I pledge my head to clearer thinking, my heart to greater loyalty, my hands to larger service, and my health to better living for my family, my club, my community, my country, and my world
 –The 4-H Pledge

Dr. Freeman
It was well over 100 years ago when the founders of 4-H conceived of our pledge. I believe it is just as foundational for youth development today as it was those many years ago.

Head. Heart. Hands. Health.

In 4-H, youth build skills they need to lead for a lifetime. And as we support and encourage their development, it’s critical that we consider all aspects of their selves. Because true leaders lead with every part of who they are.

Over the coming months, I’d like to share with you some of my own reflections on the pledge as well as reflections from youth, volunteers, and alumni in our community.

I pledge my head to clearer thinking.

This part of our pledge is about cognitive development, building strong processing skills that empower youth to grow knowledge and apply it. Youth have many ways to develop their cognitive skills. What’s particularly special about cognitive development in 4-H is that we don’t tell our youth what to believe, think, or learn. Instead, we show them how to think, how to use processing skills to develop their own knowledge and understanding.

Stored items from a collection
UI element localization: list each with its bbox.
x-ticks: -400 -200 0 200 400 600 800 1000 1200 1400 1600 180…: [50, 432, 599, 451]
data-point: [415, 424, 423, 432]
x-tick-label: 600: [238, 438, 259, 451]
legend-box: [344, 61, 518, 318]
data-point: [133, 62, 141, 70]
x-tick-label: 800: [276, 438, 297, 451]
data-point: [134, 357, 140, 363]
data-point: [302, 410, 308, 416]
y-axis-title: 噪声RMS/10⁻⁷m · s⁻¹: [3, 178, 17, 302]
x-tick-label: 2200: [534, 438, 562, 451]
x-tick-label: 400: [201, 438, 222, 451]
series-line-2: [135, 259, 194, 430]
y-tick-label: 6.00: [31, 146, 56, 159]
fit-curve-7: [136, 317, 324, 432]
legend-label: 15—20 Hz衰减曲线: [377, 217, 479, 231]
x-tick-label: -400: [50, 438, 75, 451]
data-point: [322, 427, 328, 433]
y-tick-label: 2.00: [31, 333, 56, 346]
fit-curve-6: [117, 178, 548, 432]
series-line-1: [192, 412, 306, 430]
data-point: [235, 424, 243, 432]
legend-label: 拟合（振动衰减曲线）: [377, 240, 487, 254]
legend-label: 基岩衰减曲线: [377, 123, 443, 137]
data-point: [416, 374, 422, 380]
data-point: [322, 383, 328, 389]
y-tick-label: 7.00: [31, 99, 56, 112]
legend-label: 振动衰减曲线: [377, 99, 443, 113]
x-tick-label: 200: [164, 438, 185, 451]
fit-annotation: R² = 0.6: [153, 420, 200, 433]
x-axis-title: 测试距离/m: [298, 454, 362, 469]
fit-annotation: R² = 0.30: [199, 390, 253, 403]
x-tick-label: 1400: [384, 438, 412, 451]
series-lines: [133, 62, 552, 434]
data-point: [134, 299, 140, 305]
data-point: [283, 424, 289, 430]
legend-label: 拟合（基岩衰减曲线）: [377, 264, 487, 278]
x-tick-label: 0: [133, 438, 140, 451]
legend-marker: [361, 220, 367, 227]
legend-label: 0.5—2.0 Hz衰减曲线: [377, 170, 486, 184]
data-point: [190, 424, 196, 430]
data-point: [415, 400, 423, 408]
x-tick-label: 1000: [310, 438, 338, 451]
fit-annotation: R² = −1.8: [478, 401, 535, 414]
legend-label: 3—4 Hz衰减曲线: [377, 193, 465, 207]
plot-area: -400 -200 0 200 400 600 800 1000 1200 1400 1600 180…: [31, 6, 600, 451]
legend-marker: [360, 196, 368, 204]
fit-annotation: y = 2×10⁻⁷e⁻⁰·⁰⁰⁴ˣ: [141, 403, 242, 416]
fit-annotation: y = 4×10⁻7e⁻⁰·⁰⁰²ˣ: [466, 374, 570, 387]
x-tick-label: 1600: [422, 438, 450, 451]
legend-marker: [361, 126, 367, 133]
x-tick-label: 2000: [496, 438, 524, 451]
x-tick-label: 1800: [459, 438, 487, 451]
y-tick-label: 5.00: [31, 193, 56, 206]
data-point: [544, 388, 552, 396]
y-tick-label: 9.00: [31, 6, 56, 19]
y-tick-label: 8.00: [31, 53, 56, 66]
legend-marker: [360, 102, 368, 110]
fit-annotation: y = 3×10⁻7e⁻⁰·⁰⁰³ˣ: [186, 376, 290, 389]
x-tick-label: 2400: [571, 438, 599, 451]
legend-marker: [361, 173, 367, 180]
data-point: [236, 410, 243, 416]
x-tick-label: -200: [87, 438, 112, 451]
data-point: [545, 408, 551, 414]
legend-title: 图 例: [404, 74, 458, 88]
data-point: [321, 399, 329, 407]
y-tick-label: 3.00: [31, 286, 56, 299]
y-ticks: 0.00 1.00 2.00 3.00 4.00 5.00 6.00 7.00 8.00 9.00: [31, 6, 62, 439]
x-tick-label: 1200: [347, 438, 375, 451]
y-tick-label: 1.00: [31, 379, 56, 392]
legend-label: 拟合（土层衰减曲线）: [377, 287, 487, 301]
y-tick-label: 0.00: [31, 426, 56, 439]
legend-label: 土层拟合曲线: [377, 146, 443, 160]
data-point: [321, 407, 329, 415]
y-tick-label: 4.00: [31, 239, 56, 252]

PROBLEM TO WORK ON: Condense the paragraph in the pledge reflection that begins "This part of our pledge is about cognitive development" into a short bulleted list that keeps its main facts. Work only from the pledge reflection when completing the tasks.

SOLUTION TO THIS PROBLEM:
- This part of the pledge concerns cognitive development: building strong processing skills that empower youth to grow knowledge and apply it.
- Youth have many ways to develop cognitive skills.
- 4-H does not tell youth what to believe, think, or learn.
- Instead, 4-H shows them how to think and how to use processing skills to develop their own knowledge and understanding.